RECORDS SHOWN
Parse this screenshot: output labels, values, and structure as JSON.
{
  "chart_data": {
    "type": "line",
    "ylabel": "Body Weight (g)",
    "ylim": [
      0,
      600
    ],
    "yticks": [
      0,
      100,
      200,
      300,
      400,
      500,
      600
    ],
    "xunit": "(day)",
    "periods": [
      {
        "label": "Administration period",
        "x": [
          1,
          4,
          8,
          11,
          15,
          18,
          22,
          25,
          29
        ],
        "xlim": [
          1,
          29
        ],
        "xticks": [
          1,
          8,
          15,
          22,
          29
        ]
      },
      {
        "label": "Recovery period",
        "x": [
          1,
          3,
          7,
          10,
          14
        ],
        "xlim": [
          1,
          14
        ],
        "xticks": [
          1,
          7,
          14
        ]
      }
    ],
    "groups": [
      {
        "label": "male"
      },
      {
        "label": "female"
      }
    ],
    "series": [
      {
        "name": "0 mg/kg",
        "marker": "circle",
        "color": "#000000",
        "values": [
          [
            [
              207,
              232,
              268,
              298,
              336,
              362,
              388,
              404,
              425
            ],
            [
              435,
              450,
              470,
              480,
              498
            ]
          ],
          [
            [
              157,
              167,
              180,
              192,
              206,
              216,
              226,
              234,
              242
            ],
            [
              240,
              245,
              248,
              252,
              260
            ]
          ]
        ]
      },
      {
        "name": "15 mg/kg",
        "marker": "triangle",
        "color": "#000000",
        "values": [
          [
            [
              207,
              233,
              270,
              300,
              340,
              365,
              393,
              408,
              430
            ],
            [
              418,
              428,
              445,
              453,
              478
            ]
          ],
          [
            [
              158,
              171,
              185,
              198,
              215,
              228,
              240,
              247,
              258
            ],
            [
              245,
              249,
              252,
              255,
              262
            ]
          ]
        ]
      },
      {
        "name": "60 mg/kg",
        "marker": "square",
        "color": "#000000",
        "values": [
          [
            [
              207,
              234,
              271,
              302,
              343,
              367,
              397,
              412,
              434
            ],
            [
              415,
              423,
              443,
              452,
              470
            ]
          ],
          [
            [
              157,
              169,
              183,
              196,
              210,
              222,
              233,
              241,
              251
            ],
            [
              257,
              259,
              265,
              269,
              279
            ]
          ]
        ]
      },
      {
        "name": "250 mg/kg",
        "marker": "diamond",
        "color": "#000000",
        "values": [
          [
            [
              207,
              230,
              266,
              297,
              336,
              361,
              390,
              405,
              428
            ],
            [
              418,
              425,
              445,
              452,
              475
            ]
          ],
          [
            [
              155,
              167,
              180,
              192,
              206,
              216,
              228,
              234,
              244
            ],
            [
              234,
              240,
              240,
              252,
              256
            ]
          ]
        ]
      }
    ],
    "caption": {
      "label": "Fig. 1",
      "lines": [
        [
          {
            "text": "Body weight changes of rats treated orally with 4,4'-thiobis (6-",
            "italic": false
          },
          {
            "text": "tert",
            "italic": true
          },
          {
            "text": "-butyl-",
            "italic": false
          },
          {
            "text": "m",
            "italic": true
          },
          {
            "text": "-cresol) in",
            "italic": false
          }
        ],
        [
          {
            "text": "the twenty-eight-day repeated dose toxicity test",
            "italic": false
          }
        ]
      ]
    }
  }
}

TASK REQUIREMENTS
Reproduce all of the entries word for word.

RESULT FOR THIS TASK
Parse this screenshot: output labels, values, and structure as JSON.
{
  "chart_data": {
    "type": "line",
    "ylabel": "Body Weight (g)",
    "ylim": [
      0,
      600
    ],
    "yticks": [
      0,
      100,
      200,
      300,
      400,
      500,
      600
    ],
    "xunit": "(day)",
    "periods": [
      {
        "label": "Administration period",
        "x": [
          1,
          4,
          8,
          11,
          15,
          18,
          22,
          25,
          29
        ],
        "xlim": [
          1,
          29
        ],
        "xticks": [
          1,
          8,
          15,
          22,
          29
        ]
      },
      {
        "label": "Recovery period",
        "x": [
          1,
          3,
          7,
          10,
          14
        ],
        "xlim": [
          1,
          14
        ],
        "xticks": [
          1,
          7,
          14
        ]
      }
    ],
    "groups": [
      {
        "label": "male"
      },
      {
        "label": "female"
      }
    ],
    "series": [
      {
        "name": "0 mg/kg",
        "marker": "circle",
        "color": "#000000",
        "values": [
          [
            [
              207,
              232,
              268,
              298,
              336,
              362,
              388,
              404,
              425
            ],
            [
              435,
              450,
              470,
              480,
              498
            ]
          ],
          [
            [
              157,
              167,
              180,
              192,
              206,
              216,
              226,
              234,
              242
            ],
            [
              240,
              245,
              248,
              252,
              260
            ]
          ]
        ]
      },
      {
        "name": "15 mg/kg",
        "marker": "triangle",
        "color": "#000000",
        "values": [
          [
            [
              207,
              233,
              270,
              300,
              340,
              365,
              393,
              408,
              430
            ],
            [
              418,
              428,
              445,
              453,
              478
            ]
          ],
          [
            [
              158,
              171,
              185,
              198,
              215,
              228,
              240,
              247,
              258
            ],
            [
              245,
              249,
              252,
              255,
              262
            ]
          ]
        ]
      },
      {
        "name": "60 mg/kg",
        "marker": "square",
        "color": "#000000",
        "values": [
          [
            [
              207,
              234,
              271,
              302,
              343,
              367,
              397,
              412,
              434
            ],
            [
              415,
              423,
              443,
              452,
              470
            ]
          ],
          [
            [
              157,
              169,
              183,
              196,
              210,
              222,
              233,
              241,
              251
            ],
            [
              257,
              259,
              265,
              269,
              279
            ]
          ]
        ]
      },
      {
        "name": "250 mg/kg",
        "marker": "diamond",
        "color": "#000000",
        "values": [
          [
            [
              207,
              230,
              266,
              297,
              336,
              361,
              390,
              405,
              428
            ],
            [
              418,
              425,
              445,
              452,
              475
            ]
          ],
          [
            [
              155,
              167,
              180,
              192,
              206,
              216,
              228,
              234,
              244
            ],
            [
              234,
              240,
              240,
              252,
              256
            ]
          ]
        ]
      }
    ],
    "caption": {
      "label": "Fig. 1",
      "lines": [
        [
          {
            "text": "Body weight changes of rats treated orally with 4,4'-thiobis (6-",
            "italic": false
          },
          {
            "text": "tert",
            "italic": true
          },
          {
            "text": "-butyl-",
            "italic": false
          },
          {
            "text": "m",
            "italic": true
          },
          {
            "text": "-cresol) in",
            "italic": false
          }
        ],
        [
          {
            "text": "the twenty-eight-day repeated dose toxicity test",
            "italic": false
          }
        ]
      ]
    }
  }
}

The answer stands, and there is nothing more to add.